## TASK TO CARRY OUT
Reproduce the listing verbatim.
— Start DATA EXTRACT —
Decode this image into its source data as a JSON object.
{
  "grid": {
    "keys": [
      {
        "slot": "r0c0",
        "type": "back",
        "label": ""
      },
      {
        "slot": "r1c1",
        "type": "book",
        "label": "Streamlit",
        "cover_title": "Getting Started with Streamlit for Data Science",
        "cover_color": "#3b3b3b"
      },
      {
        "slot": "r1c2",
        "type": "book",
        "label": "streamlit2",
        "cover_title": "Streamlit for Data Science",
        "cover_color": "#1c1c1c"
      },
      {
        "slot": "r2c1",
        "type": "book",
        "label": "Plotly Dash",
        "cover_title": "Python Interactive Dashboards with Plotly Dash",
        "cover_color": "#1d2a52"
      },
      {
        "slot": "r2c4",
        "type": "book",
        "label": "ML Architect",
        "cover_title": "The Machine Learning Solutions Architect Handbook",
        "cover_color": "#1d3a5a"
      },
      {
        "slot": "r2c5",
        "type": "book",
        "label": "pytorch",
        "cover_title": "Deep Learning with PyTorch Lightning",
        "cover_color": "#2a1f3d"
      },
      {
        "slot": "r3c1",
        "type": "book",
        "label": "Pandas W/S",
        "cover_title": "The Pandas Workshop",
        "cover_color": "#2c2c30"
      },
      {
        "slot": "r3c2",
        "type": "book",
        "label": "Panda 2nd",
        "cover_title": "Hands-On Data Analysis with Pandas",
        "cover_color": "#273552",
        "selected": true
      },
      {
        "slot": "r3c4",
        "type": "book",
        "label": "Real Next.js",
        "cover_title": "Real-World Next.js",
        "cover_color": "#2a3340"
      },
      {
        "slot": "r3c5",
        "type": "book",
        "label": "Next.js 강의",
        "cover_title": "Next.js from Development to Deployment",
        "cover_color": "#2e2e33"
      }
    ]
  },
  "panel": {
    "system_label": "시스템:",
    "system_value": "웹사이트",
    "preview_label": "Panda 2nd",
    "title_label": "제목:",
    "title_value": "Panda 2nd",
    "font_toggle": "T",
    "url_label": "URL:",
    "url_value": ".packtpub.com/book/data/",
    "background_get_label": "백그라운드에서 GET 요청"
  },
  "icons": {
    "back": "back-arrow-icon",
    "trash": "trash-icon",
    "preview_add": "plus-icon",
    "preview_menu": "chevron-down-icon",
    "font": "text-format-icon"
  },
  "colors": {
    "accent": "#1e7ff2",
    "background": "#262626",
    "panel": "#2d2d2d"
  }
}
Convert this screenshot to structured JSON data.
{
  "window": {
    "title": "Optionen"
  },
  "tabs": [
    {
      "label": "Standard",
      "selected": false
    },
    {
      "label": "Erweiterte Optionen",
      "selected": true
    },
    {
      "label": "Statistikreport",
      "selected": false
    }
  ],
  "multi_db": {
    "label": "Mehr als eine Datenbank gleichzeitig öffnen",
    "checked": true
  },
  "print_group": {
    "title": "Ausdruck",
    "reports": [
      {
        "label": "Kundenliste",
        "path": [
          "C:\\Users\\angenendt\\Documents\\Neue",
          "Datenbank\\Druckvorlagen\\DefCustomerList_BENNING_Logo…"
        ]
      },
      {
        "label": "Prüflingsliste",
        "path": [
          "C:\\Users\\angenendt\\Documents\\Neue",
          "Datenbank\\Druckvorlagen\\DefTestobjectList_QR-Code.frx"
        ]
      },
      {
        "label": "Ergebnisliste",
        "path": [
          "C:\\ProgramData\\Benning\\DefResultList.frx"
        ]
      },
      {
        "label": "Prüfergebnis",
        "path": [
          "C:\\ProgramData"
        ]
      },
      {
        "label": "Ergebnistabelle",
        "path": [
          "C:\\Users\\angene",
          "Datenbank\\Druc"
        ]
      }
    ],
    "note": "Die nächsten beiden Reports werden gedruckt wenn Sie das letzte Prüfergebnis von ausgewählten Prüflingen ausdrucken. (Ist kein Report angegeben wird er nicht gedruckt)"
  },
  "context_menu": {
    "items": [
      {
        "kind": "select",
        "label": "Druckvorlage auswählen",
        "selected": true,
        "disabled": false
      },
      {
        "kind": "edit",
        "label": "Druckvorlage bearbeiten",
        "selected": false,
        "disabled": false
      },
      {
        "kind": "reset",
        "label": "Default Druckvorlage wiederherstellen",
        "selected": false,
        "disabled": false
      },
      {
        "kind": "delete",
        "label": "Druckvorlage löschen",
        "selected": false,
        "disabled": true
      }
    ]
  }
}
— End DATA EXTRACT —
## EXERCISE ANSWER
Decode this image into its source data as a JSON object.
{
  "grid": {
    "keys": [
      {
        "slot": "r0c0",
        "type": "back",
        "label": ""
      },
      {
        "slot": "r1c1",
        "type": "book",
        "label": "Streamlit",
        "cover_title": "Getting Started with Streamlit for Data Science",
        "cover_color": "#3b3b3b"
      },
      {
        "slot": "r1c2",
        "type": "book",
        "label": "streamlit2",
        "cover_title": "Streamlit for Data Science",
        "cover_color": "#1c1c1c"
      },
      {
        "slot": "r2c1",
        "type": "book",
        "label": "Plotly Dash",
        "cover_title": "Python Interactive Dashboards with Plotly Dash",
        "cover_color": "#1d2a52"
      },
      {
        "slot": "r2c4",
        "type": "book",
        "label": "ML Architect",
        "cover_title": "The Machine Learning Solutions Architect Handbook",
        "cover_color": "#1d3a5a"
      },
      {
        "slot": "r2c5",
        "type": "book",
        "label": "pytorch",
        "cover_title": "Deep Learning with PyTorch Lightning",
        "cover_color": "#2a1f3d"
      },
      {
        "slot": "r3c1",
        "type": "book",
        "label": "Pandas W/S",
        "cover_title": "The Pandas Workshop",
        "cover_color": "#2c2c30"
      },
      {
        "slot": "r3c2",
        "type": "book",
        "label": "Panda 2nd",
        "cover_title": "Hands-On Data Analysis with Pandas",
        "cover_color": "#273552",
        "selected": true
      },
      {
        "slot": "r3c4",
        "type": "book",
        "label": "Real Next.js",
        "cover_title": "Real-World Next.js",
        "cover_color": "#2a3340"
      },
      {
        "slot": "r3c5",
        "type": "book",
        "label": "Next.js 강의",
        "cover_title": "Next.js from Development to Deployment",
        "cover_color": "#2e2e33"
      }
    ]
  },
  "panel": {
    "system_label": "시스템:",
    "system_value": "웹사이트",
    "preview_label": "Panda 2nd",
    "title_label": "제목:",
    "title_value": "Panda 2nd",
    "font_toggle": "T",
    "url_label": "URL:",
    "url_value": ".packtpub.com/book/data/",
    "background_get_label": "백그라운드에서 GET 요청"
  },
  "icons": {
    "back": "back-arrow-icon",
    "trash": "trash-icon",
    "preview_add": "plus-icon",
    "preview_menu": "chevron-down-icon",
    "font": "text-format-icon"
  },
  "colors": {
    "accent": "#1e7ff2",
    "background": "#262626",
    "panel": "#2d2d2d"
  }
}
Convert this screenshot to structured JSON data.
{
  "window": {
    "title": "Optionen"
  },
  "tabs": [
    {
      "label": "Standard",
      "selected": false
    },
    {
      "label": "Erweiterte Optionen",
      "selected": true
    },
    {
      "label": "Statistikreport",
      "selected": false
    }
  ],
  "multi_db": {
    "label": "Mehr als eine Datenbank gleichzeitig öffnen",
    "checked": true
  },
  "print_group": {
    "title": "Ausdruck",
    "reports": [
      {
        "label": "Kundenliste",
        "path": [
          "C:\\Users\\angenendt\\Documents\\Neue",
          "Datenbank\\Druckvorlagen\\DefCustomerList_BENNING_Logo…"
        ]
      },
      {
        "label": "Prüflingsliste",
        "path": [
          "C:\\Users\\angenendt\\Documents\\Neue",
          "Datenbank\\Druckvorlagen\\DefTestobjectList_QR-Code.frx"
        ]
      },
      {
        "label": "Ergebnisliste",
        "path": [
          "C:\\ProgramData\\Benning\\DefResultList.frx"
        ]
      },
      {
        "label": "Prüfergebnis",
        "path": [
          "C:\\ProgramData"
        ]
      },
      {
        "label": "Ergebnistabelle",
        "path": [
          "C:\\Users\\angene",
          "Datenbank\\Druc"
        ]
      }
    ],
    "note": "Die nächsten beiden Reports werden gedruckt wenn Sie das letzte Prüfergebnis von ausgewählten Prüflingen ausdrucken. (Ist kein Report angegeben wird er nicht gedruckt)"
  },
  "context_menu": {
    "items": [
      {
        "kind": "select",
        "label": "Druckvorlage auswählen",
        "selected": true,
        "disabled": false
      },
      {
        "kind": "edit",
        "label": "Druckvorlage bearbeiten",
        "selected": false,
        "disabled": false
      },
      {
        "kind": "reset",
        "label": "Default Druckvorlage wiederherstellen",
        "selected": false,
        "disabled": false
      },
      {
        "kind": "delete",
        "label": "Druckvorlage löschen",
        "selected": false,
        "disabled": true
      }
    ]
  }
}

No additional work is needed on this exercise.